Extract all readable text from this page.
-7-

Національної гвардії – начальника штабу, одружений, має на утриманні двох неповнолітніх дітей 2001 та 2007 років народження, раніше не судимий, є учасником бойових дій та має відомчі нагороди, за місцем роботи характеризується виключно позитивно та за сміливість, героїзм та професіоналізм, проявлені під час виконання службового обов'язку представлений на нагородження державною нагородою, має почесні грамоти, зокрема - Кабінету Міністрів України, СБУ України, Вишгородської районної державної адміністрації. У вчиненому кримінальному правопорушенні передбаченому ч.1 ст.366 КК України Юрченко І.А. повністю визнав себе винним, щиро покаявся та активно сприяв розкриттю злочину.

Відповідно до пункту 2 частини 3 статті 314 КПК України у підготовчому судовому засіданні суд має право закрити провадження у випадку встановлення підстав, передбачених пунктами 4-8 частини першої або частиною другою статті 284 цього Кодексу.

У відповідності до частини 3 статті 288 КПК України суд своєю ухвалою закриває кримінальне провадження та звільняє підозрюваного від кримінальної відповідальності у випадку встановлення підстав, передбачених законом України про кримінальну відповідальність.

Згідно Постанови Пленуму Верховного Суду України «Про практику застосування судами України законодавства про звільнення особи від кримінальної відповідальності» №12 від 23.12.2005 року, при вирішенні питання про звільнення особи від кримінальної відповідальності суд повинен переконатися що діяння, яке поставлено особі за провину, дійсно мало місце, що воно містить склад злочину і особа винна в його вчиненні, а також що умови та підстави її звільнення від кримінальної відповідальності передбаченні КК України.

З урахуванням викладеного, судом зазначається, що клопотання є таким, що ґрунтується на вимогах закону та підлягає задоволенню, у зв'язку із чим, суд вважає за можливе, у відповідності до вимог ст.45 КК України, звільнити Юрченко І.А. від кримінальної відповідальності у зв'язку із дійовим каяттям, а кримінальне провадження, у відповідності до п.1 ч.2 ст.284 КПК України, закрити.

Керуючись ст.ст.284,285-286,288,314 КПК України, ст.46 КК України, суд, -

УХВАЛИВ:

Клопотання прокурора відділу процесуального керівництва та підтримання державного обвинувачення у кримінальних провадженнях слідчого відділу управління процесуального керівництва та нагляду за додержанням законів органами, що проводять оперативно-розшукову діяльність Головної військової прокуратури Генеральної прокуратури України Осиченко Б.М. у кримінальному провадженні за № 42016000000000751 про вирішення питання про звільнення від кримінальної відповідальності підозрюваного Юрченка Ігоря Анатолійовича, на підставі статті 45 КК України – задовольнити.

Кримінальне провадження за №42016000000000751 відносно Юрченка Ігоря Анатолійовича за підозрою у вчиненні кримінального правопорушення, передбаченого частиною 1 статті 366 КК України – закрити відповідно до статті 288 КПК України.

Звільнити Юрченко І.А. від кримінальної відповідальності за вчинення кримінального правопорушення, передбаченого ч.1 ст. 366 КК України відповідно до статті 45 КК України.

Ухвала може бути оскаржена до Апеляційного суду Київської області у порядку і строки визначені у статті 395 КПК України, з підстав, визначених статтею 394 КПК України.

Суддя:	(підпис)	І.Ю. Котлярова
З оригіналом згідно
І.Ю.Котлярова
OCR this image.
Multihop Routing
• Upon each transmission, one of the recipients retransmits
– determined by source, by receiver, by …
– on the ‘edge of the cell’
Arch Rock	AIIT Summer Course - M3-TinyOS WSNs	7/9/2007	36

──────

Extract every line above that contains the word "підозрюваного".

У відповідності до частини 3 статті 288 КПК України суд своєю ухвалою закриває кримінальне провадження та звільняє підозрюваного від кримінальної відповідальності у випадку встановлення підстав, передбачених законом України про кримінальну відповідальність.
Клопотання прокурора відділу процесуального керівництва та підтримання державного обвинувачення у кримінальних провадженнях слідчого відділу управління процесуального керівництва та нагляду за додержанням законів органами, що проводять оперативно-розшукову діяльність Головної військової прокуратури Генеральної прокуратури України Осиченко Б.М. у кримінальному провадженні за № 42016000000000751 про вирішення питання про звільнення від кримінальної відповідальності підозрюваного Юрченка Ігоря Анатолійовича, на підставі статті 45 КК України – задовольнити.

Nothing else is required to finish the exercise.